The request - Every line that contains the word "thee" should be copied out.

Dataset records -
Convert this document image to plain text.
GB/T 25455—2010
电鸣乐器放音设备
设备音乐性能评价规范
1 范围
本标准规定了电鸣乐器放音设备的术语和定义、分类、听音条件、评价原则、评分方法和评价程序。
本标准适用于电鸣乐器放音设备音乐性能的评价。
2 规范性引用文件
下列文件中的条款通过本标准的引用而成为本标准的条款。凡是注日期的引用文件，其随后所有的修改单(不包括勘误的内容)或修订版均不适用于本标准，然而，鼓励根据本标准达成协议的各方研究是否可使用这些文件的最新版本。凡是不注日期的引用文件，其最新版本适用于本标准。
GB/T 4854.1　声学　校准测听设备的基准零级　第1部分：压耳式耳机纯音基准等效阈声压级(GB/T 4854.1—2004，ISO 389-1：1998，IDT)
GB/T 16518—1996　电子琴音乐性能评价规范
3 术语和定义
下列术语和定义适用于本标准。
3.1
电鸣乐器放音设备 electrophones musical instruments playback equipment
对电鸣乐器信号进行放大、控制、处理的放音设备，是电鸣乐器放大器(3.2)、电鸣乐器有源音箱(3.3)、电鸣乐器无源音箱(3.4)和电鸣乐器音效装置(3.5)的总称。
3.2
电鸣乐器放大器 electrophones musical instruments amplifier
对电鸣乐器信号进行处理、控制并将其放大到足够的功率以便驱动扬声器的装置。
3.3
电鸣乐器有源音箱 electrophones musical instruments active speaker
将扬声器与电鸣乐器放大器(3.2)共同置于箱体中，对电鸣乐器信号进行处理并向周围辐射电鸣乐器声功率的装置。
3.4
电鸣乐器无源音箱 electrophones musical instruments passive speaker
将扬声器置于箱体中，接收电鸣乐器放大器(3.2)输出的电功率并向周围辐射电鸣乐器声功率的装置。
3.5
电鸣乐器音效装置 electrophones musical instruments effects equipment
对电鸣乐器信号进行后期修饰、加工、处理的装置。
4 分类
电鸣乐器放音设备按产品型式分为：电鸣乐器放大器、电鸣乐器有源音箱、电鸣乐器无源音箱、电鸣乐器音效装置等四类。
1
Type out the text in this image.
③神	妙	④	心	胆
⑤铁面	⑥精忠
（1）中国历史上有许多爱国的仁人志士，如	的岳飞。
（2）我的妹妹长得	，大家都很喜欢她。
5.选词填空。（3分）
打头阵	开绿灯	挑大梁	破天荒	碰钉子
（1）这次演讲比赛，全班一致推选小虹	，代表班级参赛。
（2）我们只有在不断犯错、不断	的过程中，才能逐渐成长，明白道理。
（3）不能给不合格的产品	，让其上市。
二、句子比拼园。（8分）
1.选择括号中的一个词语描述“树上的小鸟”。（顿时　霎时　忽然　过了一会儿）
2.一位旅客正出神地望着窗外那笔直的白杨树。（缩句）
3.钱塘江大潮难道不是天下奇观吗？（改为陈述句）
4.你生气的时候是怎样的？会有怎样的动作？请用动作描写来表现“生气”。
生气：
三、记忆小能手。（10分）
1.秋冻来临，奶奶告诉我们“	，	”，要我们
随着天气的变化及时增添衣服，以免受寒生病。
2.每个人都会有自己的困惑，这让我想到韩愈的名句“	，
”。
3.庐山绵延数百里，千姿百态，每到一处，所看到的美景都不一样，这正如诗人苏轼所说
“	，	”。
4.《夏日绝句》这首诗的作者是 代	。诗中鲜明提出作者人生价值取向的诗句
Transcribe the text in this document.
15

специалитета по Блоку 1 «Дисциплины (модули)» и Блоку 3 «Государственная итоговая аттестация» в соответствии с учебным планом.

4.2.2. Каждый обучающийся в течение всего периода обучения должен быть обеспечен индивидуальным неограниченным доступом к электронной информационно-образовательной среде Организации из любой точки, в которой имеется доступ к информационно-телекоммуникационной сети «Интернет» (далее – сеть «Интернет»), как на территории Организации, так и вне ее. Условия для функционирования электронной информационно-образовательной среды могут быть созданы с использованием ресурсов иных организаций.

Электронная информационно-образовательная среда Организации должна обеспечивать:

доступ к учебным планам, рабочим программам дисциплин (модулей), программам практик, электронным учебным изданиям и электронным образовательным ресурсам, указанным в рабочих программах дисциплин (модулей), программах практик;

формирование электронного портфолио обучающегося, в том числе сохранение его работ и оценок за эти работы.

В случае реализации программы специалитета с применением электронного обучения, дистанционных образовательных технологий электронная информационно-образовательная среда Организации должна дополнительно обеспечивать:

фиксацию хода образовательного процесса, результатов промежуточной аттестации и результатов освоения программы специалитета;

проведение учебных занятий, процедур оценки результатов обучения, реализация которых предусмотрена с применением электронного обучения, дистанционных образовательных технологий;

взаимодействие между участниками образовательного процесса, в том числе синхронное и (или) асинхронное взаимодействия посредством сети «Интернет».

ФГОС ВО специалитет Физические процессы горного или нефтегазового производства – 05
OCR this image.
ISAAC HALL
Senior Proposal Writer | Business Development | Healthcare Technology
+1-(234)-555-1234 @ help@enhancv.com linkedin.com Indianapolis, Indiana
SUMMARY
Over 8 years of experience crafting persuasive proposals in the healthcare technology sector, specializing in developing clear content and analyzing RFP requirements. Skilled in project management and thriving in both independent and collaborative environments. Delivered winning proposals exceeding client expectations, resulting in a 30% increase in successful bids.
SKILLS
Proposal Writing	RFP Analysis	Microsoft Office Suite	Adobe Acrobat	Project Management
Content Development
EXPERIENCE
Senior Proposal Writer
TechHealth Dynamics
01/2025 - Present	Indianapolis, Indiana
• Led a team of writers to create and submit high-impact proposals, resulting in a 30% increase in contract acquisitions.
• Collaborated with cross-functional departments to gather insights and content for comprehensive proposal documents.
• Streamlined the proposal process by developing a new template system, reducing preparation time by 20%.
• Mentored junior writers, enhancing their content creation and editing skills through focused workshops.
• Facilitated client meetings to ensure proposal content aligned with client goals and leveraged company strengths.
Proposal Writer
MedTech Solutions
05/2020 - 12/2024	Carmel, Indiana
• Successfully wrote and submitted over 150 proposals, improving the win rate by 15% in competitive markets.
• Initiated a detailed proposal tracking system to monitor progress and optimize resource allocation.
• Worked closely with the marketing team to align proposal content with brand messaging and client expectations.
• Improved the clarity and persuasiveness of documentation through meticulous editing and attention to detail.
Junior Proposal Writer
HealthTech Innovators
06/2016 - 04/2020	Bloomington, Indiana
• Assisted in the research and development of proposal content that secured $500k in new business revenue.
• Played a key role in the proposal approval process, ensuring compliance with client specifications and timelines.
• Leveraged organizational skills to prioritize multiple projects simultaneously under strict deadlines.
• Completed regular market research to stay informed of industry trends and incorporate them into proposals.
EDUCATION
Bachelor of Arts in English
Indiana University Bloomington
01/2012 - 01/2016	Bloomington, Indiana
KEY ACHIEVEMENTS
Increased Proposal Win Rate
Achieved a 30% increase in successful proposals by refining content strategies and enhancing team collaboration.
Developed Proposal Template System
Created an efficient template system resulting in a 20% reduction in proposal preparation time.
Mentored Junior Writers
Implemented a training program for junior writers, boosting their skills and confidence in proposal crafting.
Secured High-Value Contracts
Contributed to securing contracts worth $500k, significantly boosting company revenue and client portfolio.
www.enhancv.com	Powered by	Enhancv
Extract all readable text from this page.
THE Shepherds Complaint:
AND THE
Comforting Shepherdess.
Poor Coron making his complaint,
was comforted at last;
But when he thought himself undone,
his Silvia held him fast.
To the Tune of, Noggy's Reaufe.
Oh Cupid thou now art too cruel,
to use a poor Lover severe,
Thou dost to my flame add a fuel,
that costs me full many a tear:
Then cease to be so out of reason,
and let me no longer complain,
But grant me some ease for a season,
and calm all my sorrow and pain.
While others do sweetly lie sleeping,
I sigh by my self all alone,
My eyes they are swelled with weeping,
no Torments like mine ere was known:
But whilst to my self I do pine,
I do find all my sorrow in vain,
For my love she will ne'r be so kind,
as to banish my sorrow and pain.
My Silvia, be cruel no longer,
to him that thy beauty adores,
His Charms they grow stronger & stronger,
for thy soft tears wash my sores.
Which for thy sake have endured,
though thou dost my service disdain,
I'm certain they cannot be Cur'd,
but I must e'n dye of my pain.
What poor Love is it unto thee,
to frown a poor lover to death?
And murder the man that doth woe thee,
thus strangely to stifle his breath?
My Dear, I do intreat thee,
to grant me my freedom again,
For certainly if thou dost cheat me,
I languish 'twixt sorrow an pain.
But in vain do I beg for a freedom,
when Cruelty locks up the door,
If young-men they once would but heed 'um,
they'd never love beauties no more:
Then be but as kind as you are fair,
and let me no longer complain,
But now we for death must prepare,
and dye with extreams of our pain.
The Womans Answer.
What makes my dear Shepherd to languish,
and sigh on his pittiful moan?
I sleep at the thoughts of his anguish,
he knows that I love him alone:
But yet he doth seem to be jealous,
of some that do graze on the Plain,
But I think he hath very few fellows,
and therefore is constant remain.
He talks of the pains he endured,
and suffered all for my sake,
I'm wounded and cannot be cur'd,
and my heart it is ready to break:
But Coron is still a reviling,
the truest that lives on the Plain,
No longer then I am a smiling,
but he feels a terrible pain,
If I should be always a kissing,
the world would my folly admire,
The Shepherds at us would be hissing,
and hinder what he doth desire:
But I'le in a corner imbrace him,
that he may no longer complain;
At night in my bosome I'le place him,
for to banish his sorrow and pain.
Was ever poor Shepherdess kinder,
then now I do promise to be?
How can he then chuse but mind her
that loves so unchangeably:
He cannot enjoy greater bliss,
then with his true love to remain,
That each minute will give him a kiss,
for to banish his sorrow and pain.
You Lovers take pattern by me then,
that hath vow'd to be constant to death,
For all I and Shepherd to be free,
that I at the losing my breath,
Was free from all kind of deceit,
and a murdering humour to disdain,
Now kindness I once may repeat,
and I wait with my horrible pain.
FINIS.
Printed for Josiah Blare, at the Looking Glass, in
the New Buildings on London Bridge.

Response to this exercise -
What poor Love is it unto thee,
And murder the man that doth woe thee,
My Dear, I do intreat thee,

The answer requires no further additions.